GOAL :: Check every line for the word "than" and give the number of lines where it occurs, nothing else.

EXERCISE MATERIAL ::
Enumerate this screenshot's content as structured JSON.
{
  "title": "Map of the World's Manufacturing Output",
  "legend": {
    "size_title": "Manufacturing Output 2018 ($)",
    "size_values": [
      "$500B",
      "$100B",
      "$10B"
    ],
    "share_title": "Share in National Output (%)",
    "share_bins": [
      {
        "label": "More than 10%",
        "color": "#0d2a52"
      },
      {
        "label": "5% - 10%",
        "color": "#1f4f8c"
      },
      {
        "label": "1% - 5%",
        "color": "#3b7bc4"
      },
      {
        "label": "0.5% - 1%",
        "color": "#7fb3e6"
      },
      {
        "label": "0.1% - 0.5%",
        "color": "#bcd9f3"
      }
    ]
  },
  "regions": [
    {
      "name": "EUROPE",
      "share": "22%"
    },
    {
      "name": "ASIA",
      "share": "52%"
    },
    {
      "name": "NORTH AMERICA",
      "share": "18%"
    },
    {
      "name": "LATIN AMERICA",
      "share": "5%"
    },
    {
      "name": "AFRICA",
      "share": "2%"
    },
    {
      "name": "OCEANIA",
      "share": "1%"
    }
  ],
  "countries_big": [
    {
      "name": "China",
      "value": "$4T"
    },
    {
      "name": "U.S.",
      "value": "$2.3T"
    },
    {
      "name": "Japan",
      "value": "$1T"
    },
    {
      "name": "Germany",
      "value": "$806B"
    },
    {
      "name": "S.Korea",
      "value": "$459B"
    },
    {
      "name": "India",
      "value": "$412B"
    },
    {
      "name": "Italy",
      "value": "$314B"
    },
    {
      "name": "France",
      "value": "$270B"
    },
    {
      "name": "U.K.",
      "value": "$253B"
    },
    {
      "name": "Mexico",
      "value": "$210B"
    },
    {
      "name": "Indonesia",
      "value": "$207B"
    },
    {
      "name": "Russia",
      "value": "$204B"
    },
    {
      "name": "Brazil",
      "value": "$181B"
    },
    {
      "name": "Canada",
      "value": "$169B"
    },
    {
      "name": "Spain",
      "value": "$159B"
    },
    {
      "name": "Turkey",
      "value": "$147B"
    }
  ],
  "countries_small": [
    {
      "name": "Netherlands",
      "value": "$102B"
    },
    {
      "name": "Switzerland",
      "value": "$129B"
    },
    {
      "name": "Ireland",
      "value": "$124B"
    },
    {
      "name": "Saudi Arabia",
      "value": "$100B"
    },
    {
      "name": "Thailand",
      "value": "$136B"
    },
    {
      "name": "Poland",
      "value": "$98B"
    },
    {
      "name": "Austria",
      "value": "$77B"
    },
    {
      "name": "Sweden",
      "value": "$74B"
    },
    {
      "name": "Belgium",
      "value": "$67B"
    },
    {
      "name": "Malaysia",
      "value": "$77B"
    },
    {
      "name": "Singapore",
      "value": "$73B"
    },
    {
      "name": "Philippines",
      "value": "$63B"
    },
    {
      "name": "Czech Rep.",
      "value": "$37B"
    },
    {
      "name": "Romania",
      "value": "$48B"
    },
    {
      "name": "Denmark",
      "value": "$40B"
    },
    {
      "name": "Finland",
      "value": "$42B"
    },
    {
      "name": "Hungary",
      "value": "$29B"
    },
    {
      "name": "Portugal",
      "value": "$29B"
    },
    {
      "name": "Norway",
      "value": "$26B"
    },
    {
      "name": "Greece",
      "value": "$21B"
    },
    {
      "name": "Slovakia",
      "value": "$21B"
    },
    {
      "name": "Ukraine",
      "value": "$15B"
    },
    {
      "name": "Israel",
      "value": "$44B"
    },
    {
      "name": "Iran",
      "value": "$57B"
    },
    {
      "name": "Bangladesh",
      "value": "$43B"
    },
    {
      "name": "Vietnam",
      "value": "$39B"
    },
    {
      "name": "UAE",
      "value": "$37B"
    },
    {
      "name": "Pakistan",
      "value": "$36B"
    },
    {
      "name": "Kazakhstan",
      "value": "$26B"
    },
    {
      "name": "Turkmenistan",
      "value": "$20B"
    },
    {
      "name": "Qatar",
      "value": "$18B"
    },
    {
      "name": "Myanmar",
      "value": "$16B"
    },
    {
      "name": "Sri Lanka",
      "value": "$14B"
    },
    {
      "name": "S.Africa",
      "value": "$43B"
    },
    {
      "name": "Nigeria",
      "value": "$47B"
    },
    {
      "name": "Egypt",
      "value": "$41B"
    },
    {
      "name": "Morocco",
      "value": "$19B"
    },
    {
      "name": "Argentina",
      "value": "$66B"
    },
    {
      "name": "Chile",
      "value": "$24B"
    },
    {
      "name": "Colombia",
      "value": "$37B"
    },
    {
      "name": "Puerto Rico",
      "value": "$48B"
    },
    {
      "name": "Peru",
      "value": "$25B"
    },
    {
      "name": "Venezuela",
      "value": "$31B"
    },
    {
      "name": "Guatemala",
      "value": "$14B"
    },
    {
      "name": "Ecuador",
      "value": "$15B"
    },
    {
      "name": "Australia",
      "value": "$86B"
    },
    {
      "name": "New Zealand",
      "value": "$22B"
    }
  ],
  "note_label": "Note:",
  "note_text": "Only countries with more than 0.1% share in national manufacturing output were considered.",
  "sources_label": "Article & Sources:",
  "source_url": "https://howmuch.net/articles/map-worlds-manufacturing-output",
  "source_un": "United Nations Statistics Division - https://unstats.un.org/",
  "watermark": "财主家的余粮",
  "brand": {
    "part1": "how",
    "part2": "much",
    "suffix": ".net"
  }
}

SOLUTION TO THIS EXERCISE :: 2